[start Provided data]

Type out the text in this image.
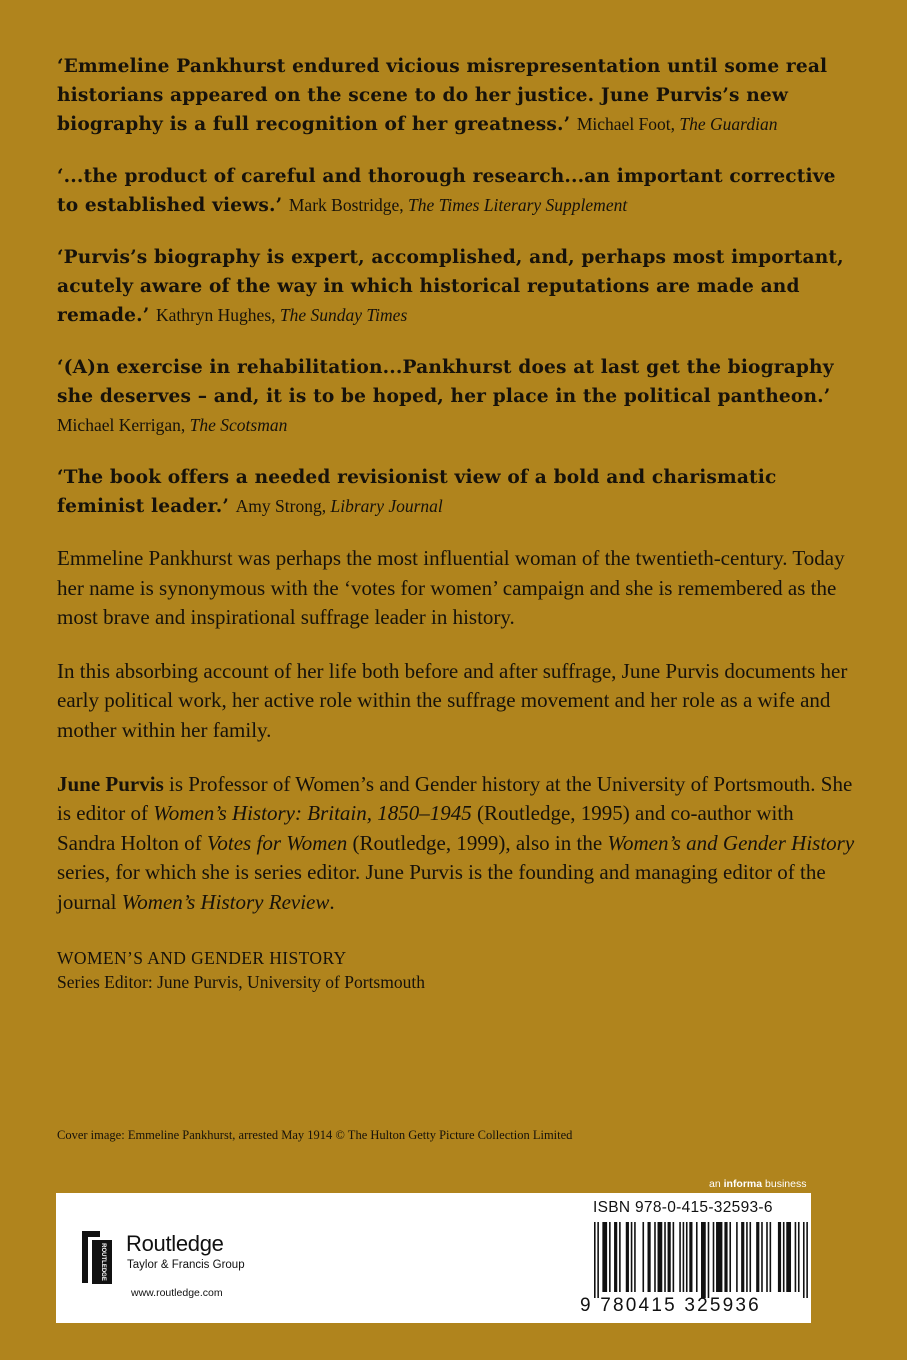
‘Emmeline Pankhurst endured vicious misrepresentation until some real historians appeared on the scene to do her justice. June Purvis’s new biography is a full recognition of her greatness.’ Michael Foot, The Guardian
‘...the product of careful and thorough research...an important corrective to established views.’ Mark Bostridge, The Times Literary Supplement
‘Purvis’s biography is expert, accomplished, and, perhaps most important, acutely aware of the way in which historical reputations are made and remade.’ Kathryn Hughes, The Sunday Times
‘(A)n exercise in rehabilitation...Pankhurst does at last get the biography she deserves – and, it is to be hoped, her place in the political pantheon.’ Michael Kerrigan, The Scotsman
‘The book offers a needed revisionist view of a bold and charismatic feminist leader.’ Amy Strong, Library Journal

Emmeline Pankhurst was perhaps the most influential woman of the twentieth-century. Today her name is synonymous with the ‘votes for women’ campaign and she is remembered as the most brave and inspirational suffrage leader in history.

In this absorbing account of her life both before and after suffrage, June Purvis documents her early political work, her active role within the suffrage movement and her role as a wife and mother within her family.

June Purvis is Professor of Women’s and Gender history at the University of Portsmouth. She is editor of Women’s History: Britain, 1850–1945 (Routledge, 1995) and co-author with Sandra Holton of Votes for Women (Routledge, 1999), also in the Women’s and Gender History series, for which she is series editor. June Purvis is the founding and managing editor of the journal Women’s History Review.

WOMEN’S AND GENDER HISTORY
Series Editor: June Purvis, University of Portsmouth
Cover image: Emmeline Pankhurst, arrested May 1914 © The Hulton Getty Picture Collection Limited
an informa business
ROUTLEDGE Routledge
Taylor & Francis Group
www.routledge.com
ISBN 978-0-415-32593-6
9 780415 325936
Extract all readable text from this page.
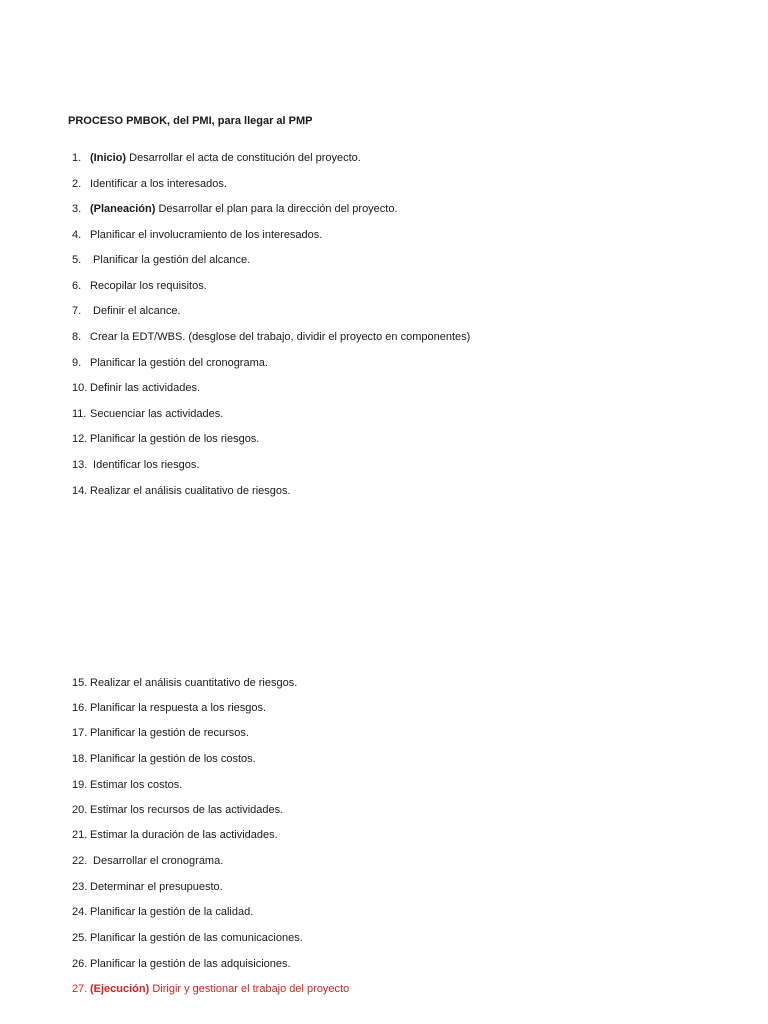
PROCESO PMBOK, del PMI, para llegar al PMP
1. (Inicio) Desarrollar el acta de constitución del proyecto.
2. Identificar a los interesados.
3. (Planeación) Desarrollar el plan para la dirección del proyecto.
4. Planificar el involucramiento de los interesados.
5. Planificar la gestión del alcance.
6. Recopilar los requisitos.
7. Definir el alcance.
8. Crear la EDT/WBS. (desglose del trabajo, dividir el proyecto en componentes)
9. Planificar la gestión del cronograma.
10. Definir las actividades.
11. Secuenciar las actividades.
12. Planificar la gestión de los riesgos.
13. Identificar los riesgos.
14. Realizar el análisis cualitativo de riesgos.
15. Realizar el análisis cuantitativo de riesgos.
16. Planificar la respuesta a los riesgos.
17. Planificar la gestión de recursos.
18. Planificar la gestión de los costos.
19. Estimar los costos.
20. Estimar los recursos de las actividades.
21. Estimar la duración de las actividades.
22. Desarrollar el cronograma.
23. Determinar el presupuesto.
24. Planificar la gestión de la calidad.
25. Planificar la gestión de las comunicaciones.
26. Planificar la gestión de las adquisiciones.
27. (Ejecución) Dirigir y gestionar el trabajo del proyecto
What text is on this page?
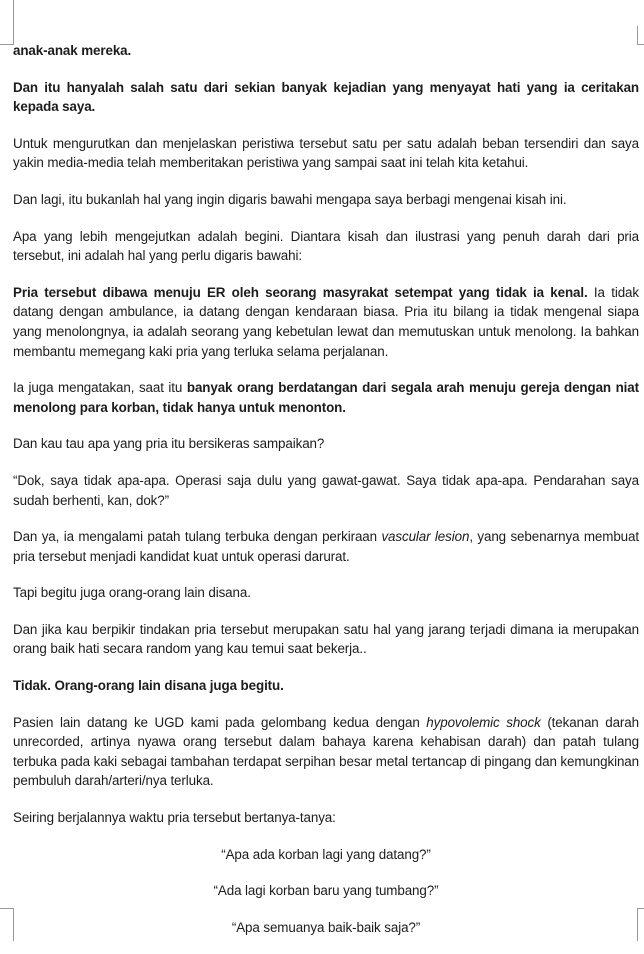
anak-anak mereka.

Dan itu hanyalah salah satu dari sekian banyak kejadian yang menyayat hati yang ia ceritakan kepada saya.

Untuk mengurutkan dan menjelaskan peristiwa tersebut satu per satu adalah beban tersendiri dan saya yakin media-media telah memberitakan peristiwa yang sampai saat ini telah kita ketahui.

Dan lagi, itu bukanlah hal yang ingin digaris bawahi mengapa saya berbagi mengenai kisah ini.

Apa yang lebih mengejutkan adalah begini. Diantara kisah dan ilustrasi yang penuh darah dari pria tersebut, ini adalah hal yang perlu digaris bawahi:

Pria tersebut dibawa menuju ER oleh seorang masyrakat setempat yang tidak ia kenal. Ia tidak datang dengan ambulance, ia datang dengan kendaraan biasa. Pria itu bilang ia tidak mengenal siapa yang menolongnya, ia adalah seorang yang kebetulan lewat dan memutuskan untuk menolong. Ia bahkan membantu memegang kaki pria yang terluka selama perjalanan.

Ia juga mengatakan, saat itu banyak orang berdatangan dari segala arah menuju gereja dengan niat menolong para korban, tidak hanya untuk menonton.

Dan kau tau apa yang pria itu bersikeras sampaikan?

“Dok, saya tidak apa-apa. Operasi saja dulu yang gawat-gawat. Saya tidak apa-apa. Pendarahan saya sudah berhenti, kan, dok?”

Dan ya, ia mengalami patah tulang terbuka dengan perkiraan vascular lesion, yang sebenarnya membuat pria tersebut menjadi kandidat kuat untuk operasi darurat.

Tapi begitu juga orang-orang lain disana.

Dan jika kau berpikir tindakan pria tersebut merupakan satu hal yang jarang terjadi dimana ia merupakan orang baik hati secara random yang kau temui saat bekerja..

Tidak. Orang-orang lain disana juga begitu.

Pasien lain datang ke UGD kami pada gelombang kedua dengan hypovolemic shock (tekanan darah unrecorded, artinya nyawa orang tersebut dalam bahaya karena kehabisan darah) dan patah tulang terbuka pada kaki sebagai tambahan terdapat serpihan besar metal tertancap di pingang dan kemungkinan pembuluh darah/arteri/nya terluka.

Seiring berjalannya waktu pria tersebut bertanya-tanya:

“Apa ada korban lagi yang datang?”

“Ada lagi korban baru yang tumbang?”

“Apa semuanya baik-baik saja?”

[end Provided data]

▶ [Given instruction]
Please repeat the entries exactly. Do not include the pictures.

▶ [Exercise answer]
Type out the text in this image.
‘Emmeline Pankhurst endured vicious misrepresentation until some real historians appeared on the scene to do her justice. June Purvis’s new biography is a full recognition of her greatness.’ Michael Foot, The Guardian
‘...the product of careful and thorough research...an important corrective to established views.’ Mark Bostridge, The Times Literary Supplement
‘Purvis’s biography is expert, accomplished, and, perhaps most important, acutely aware of the way in which historical reputations are made and remade.’ Kathryn Hughes, The Sunday Times
‘(A)n exercise in rehabilitation...Pankhurst does at last get the biography she deserves – and, it is to be hoped, her place in the political pantheon.’ Michael Kerrigan, The Scotsman
‘The book offers a needed revisionist view of a bold and charismatic feminist leader.’ Amy Strong, Library Journal

Emmeline Pankhurst was perhaps the most influential woman of the twentieth-century. Today her name is synonymous with the ‘votes for women’ campaign and she is remembered as the most brave and inspirational suffrage leader in history.

In this absorbing account of her life both before and after suffrage, June Purvis documents her early political work, her active role within the suffrage movement and her role as a wife and mother within her family.

June Purvis is Professor of Women’s and Gender history at the University of Portsmouth. She is editor of Women’s History: Britain, 1850–1945 (Routledge, 1995) and co-author with Sandra Holton of Votes for Women (Routledge, 1999), also in the Women’s and Gender History series, for which she is series editor. June Purvis is the founding and managing editor of the journal Women’s History Review.

WOMEN’S AND GENDER HISTORY
Series Editor: June Purvis, University of Portsmouth
Cover image: Emmeline Pankhurst, arrested May 1914 © The Hulton Getty Picture Collection Limited
an informa business
ROUTLEDGE Routledge
Taylor & Francis Group
www.routledge.com
ISBN 978-0-415-32593-6
9 780415 325936
Extract all readable text from this page.
PROCESO PMBOK, del PMI, para llegar al PMP
1. (Inicio) Desarrollar el acta de constitución del proyecto.
2. Identificar a los interesados.
3. (Planeación) Desarrollar el plan para la dirección del proyecto.
4. Planificar el involucramiento de los interesados.
5. Planificar la gestión del alcance.
6. Recopilar los requisitos.
7. Definir el alcance.
8. Crear la EDT/WBS. (desglose del trabajo, dividir el proyecto en componentes)
9. Planificar la gestión del cronograma.
10. Definir las actividades.
11. Secuenciar las actividades.
12. Planificar la gestión de los riesgos.
13. Identificar los riesgos.
14. Realizar el análisis cualitativo de riesgos.
15. Realizar el análisis cuantitativo de riesgos.
16. Planificar la respuesta a los riesgos.
17. Planificar la gestión de recursos.
18. Planificar la gestión de los costos.
19. Estimar los costos.
20. Estimar los recursos de las actividades.
21. Estimar la duración de las actividades.
22. Desarrollar el cronograma.
23. Determinar el presupuesto.
24. Planificar la gestión de la calidad.
25. Planificar la gestión de las comunicaciones.
26. Planificar la gestión de las adquisiciones.
27. (Ejecución) Dirigir y gestionar el trabajo del proyecto
What text is on this page?
anak-anak mereka.

Dan itu hanyalah salah satu dari sekian banyak kejadian yang menyayat hati yang ia ceritakan kepada saya.

Untuk mengurutkan dan menjelaskan peristiwa tersebut satu per satu adalah beban tersendiri dan saya yakin media-media telah memberitakan peristiwa yang sampai saat ini telah kita ketahui.

Dan lagi, itu bukanlah hal yang ingin digaris bawahi mengapa saya berbagi mengenai kisah ini.

Apa yang lebih mengejutkan adalah begini. Diantara kisah dan ilustrasi yang penuh darah dari pria tersebut, ini adalah hal yang perlu digaris bawahi:

Pria tersebut dibawa menuju ER oleh seorang masyrakat setempat yang tidak ia kenal. Ia tidak datang dengan ambulance, ia datang dengan kendaraan biasa. Pria itu bilang ia tidak mengenal siapa yang menolongnya, ia adalah seorang yang kebetulan lewat dan memutuskan untuk menolong. Ia bahkan membantu memegang kaki pria yang terluka selama perjalanan.

Ia juga mengatakan, saat itu banyak orang berdatangan dari segala arah menuju gereja dengan niat menolong para korban, tidak hanya untuk menonton.

Dan kau tau apa yang pria itu bersikeras sampaikan?

“Dok, saya tidak apa-apa. Operasi saja dulu yang gawat-gawat. Saya tidak apa-apa. Pendarahan saya sudah berhenti, kan, dok?”

Dan ya, ia mengalami patah tulang terbuka dengan perkiraan vascular lesion, yang sebenarnya membuat pria tersebut menjadi kandidat kuat untuk operasi darurat.

Tapi begitu juga orang-orang lain disana.

Dan jika kau berpikir tindakan pria tersebut merupakan satu hal yang jarang terjadi dimana ia merupakan orang baik hati secara random yang kau temui saat bekerja..

Tidak. Orang-orang lain disana juga begitu.

Pasien lain datang ke UGD kami pada gelombang kedua dengan hypovolemic shock (tekanan darah unrecorded, artinya nyawa orang tersebut dalam bahaya karena kehabisan darah) dan patah tulang terbuka pada kaki sebagai tambahan terdapat serpihan besar metal tertancap di pingang dan kemungkinan pembuluh darah/arteri/nya terluka.

Seiring berjalannya waktu pria tersebut bertanya-tanya:

“Apa ada korban lagi yang datang?”

“Ada lagi korban baru yang tumbang?”

“Apa semuanya baik-baik saja?”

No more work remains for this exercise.